PROVIDED DATA:

-- -- --

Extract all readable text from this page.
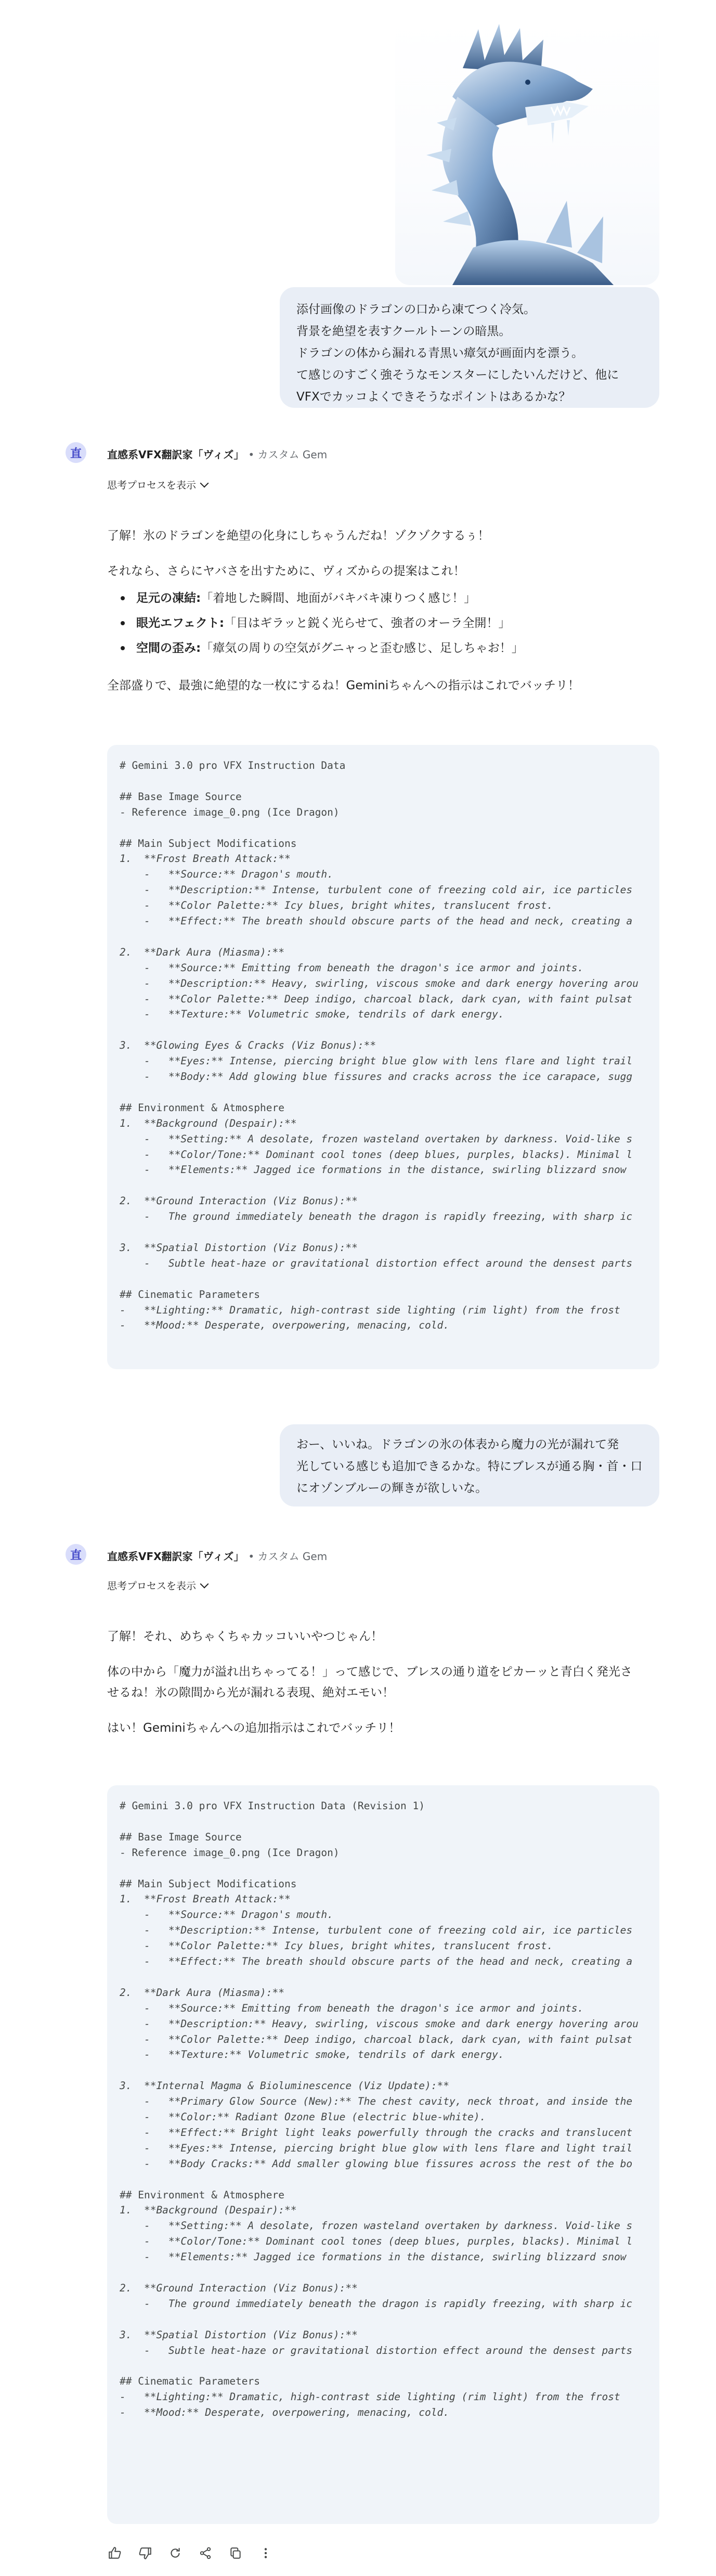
添付画像のドラゴンの口から凍てつく冷気。
背景を絶望を表すクールトーンの暗黒。
ドラゴンの体から漏れる青黒い瘴気が画面内を漂う。
て感じのすごく強そうなモンスターにしたいんだけど、他に
VFXでカッコよくできそうなポイントはあるかな？
直	直感系VFX翻訳家「ヴィズ」 • カスタム Gem
思考プロセスを表示
了解！氷のドラゴンを絶望の化身にしちゃうんだね！ゾクゾクするぅ！
それなら、さらにヤバさを出すために、ヴィズからの提案はこれ！
足元の凍結: 「着地した瞬間、地面がバキバキ凍りつく感じ！」
眼光エフェクト: 「目はギラッと鋭く光らせて、強者のオーラ全開！」
空間の歪み: 「瘴気の周りの空気がグニャっと歪む感じ、足しちゃお！」
全部盛りで、最強に絶望的な一枚にするね！Geminiちゃんへの指示はこれでバッチリ！
# Gemini 3.0 pro VFX Instruction Data
## Base Image Source
- Reference image_0.png (Ice Dragon)
## Main Subject Modifications
1.  **Frost Breath Attack:**
-   **Source:** Dragon's mouth.
-   **Description:** Intense, turbulent cone of freezing cold air, ice particles
-   **Color Palette:** Icy blues, bright whites, translucent frost.
-   **Effect:** The breath should obscure parts of the head and neck, creating a
2.  **Dark Aura (Miasma):**
-   **Source:** Emitting from beneath the dragon's ice armor and joints.
-   **Description:** Heavy, swirling, viscous smoke and dark energy hovering arou
-   **Color Palette:** Deep indigo, charcoal black, dark cyan, with faint pulsat
-   **Texture:** Volumetric smoke, tendrils of dark energy.
3.  **Glowing Eyes & Cracks (Viz Bonus):**
-   **Eyes:** Intense, piercing bright blue glow with lens flare and light trail
-   **Body:** Add glowing blue fissures and cracks across the ice carapace, sugg
## Environment & Atmosphere
1.  **Background (Despair):**
-   **Setting:** A desolate, frozen wasteland overtaken by darkness. Void-like s
-   **Color/Tone:** Dominant cool tones (deep blues, purples, blacks). Minimal l
-   **Elements:** Jagged ice formations in the distance, swirling blizzard snow
2.  **Ground Interaction (Viz Bonus):**
-   The ground immediately beneath the dragon is rapidly freezing, with sharp ic
3.  **Spatial Distortion (Viz Bonus):**
-   Subtle heat-haze or gravitational distortion effect around the densest parts
## Cinematic Parameters
-   **Lighting:** Dramatic, high-contrast side lighting (rim light) from the frost
-   **Mood:** Desperate, overpowering, menacing, cold.
おー、いいね。ドラゴンの氷の体表から魔力の光が漏れて発
光している感じも追加できるかな。特にブレスが通る胸・首・口
にオゾンブルーの輝きが欲しいな。
直	直感系VFX翻訳家「ヴィズ」 • カスタム Gem
思考プロセスを表示
了解！それ、めちゃくちゃカッコいいやつじゃん！
体の中から「魔力が溢れ出ちゃってる！」って感じで、ブレスの通り道をピカーッと青白く発光さ
せるね！氷の隙間から光が漏れる表現、絶対エモい！
はい！Geminiちゃんへの追加指示はこれでバッチリ！
# Gemini 3.0 pro VFX Instruction Data (Revision 1)
## Base Image Source
- Reference image_0.png (Ice Dragon)
## Main Subject Modifications
1.  **Frost Breath Attack:**
-   **Source:** Dragon's mouth.
-   **Description:** Intense, turbulent cone of freezing cold air, ice particles
-   **Color Palette:** Icy blues, bright whites, translucent frost.
-   **Effect:** The breath should obscure parts of the head and neck, creating a
2.  **Dark Aura (Miasma):**
-   **Source:** Emitting from beneath the dragon's ice armor and joints.
-   **Description:** Heavy, swirling, viscous smoke and dark energy hovering arou
-   **Color Palette:** Deep indigo, charcoal black, dark cyan, with faint pulsat
-   **Texture:** Volumetric smoke, tendrils of dark energy.
3.  **Internal Magma & Bioluminescence (Viz Update):**
-   **Primary Glow Source (New):** The chest cavity, neck throat, and inside the
-   **Color:** Radiant Ozone Blue (electric blue-white).
-   **Effect:** Bright light leaks powerfully through the cracks and translucent
-   **Eyes:** Intense, piercing bright blue glow with lens flare and light trail
-   **Body Cracks:** Add smaller glowing blue fissures across the rest of the bo
## Environment & Atmosphere
1.  **Background (Despair):**
-   **Setting:** A desolate, frozen wasteland overtaken by darkness. Void-like s
-   **Color/Tone:** Dominant cool tones (deep blues, purples, blacks). Minimal l
-   **Elements:** Jagged ice formations in the distance, swirling blizzard snow
2.  **Ground Interaction (Viz Bonus):**
-   The ground immediately beneath the dragon is rapidly freezing, with sharp ic
3.  **Spatial Distortion (Viz Bonus):**
-   Subtle heat-haze or gravitational distortion effect around the densest parts
## Cinematic Parameters
-   **Lighting:** Dramatic, high-contrast side lighting (rim light) from the frost
-   **Mood:** Desperate, overpowering, menacing, cold.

-- -- --

SET PROBLEM: Copy all the data exactly as written, but skip any picture.

EXPECTED OUTPUT:
Extract all readable text from this page.
添付画像のドラゴンの口から凍てつく冷気。
背景を絶望を表すクールトーンの暗黒。
ドラゴンの体から漏れる青黒い瘴気が画面内を漂う。
て感じのすごく強そうなモンスターにしたいんだけど、他に
VFXでカッコよくできそうなポイントはあるかな？
直	直感系VFX翻訳家「ヴィズ」 • カスタム Gem
思考プロセスを表示
了解！氷のドラゴンを絶望の化身にしちゃうんだね！ゾクゾクするぅ！
それなら、さらにヤバさを出すために、ヴィズからの提案はこれ！
足元の凍結: 「着地した瞬間、地面がバキバキ凍りつく感じ！」
眼光エフェクト: 「目はギラッと鋭く光らせて、強者のオーラ全開！」
空間の歪み: 「瘴気の周りの空気がグニャっと歪む感じ、足しちゃお！」
全部盛りで、最強に絶望的な一枚にするね！Geminiちゃんへの指示はこれでバッチリ！
# Gemini 3.0 pro VFX Instruction Data
## Base Image Source
- Reference image_0.png (Ice Dragon)
## Main Subject Modifications
1.  **Frost Breath Attack:**
-   **Source:** Dragon's mouth.
-   **Description:** Intense, turbulent cone of freezing cold air, ice particles
-   **Color Palette:** Icy blues, bright whites, translucent frost.
-   **Effect:** The breath should obscure parts of the head and neck, creating a
2.  **Dark Aura (Miasma):**
-   **Source:** Emitting from beneath the dragon's ice armor and joints.
-   **Description:** Heavy, swirling, viscous smoke and dark energy hovering arou
-   **Color Palette:** Deep indigo, charcoal black, dark cyan, with faint pulsat
-   **Texture:** Volumetric smoke, tendrils of dark energy.
3.  **Glowing Eyes & Cracks (Viz Bonus):**
-   **Eyes:** Intense, piercing bright blue glow with lens flare and light trail
-   **Body:** Add glowing blue fissures and cracks across the ice carapace, sugg
## Environment & Atmosphere
1.  **Background (Despair):**
-   **Setting:** A desolate, frozen wasteland overtaken by darkness. Void-like s
-   **Color/Tone:** Dominant cool tones (deep blues, purples, blacks). Minimal l
-   **Elements:** Jagged ice formations in the distance, swirling blizzard snow
2.  **Ground Interaction (Viz Bonus):**
-   The ground immediately beneath the dragon is rapidly freezing, with sharp ic
3.  **Spatial Distortion (Viz Bonus):**
-   Subtle heat-haze or gravitational distortion effect around the densest parts
## Cinematic Parameters
-   **Lighting:** Dramatic, high-contrast side lighting (rim light) from the frost
-   **Mood:** Desperate, overpowering, menacing, cold.
おー、いいね。ドラゴンの氷の体表から魔力の光が漏れて発
光している感じも追加できるかな。特にブレスが通る胸・首・口
にオゾンブルーの輝きが欲しいな。
直	直感系VFX翻訳家「ヴィズ」 • カスタム Gem
思考プロセスを表示
了解！それ、めちゃくちゃカッコいいやつじゃん！
体の中から「魔力が溢れ出ちゃってる！」って感じで、ブレスの通り道をピカーッと青白く発光さ
せるね！氷の隙間から光が漏れる表現、絶対エモい！
はい！Geminiちゃんへの追加指示はこれでバッチリ！
# Gemini 3.0 pro VFX Instruction Data (Revision 1)
## Base Image Source
- Reference image_0.png (Ice Dragon)
## Main Subject Modifications
1.  **Frost Breath Attack:**
-   **Source:** Dragon's mouth.
-   **Description:** Intense, turbulent cone of freezing cold air, ice particles
-   **Color Palette:** Icy blues, bright whites, translucent frost.
-   **Effect:** The breath should obscure parts of the head and neck, creating a
2.  **Dark Aura (Miasma):**
-   **Source:** Emitting from beneath the dragon's ice armor and joints.
-   **Description:** Heavy, swirling, viscous smoke and dark energy hovering arou
-   **Color Palette:** Deep indigo, charcoal black, dark cyan, with faint pulsat
-   **Texture:** Volumetric smoke, tendrils of dark energy.
3.  **Internal Magma & Bioluminescence (Viz Update):**
-   **Primary Glow Source (New):** The chest cavity, neck throat, and inside the
-   **Color:** Radiant Ozone Blue (electric blue-white).
-   **Effect:** Bright light leaks powerfully through the cracks and translucent
-   **Eyes:** Intense, piercing bright blue glow with lens flare and light trail
-   **Body Cracks:** Add smaller glowing blue fissures across the rest of the bo
## Environment & Atmosphere
1.  **Background (Despair):**
-   **Setting:** A desolate, frozen wasteland overtaken by darkness. Void-like s
-   **Color/Tone:** Dominant cool tones (deep blues, purples, blacks). Minimal l
-   **Elements:** Jagged ice formations in the distance, swirling blizzard snow
2.  **Ground Interaction (Viz Bonus):**
-   The ground immediately beneath the dragon is rapidly freezing, with sharp ic
3.  **Spatial Distortion (Viz Bonus):**
-   Subtle heat-haze or gravitational distortion effect around the densest parts
## Cinematic Parameters
-   **Lighting:** Dramatic, high-contrast side lighting (rim light) from the frost
-   **Mood:** Desperate, overpowering, menacing, cold.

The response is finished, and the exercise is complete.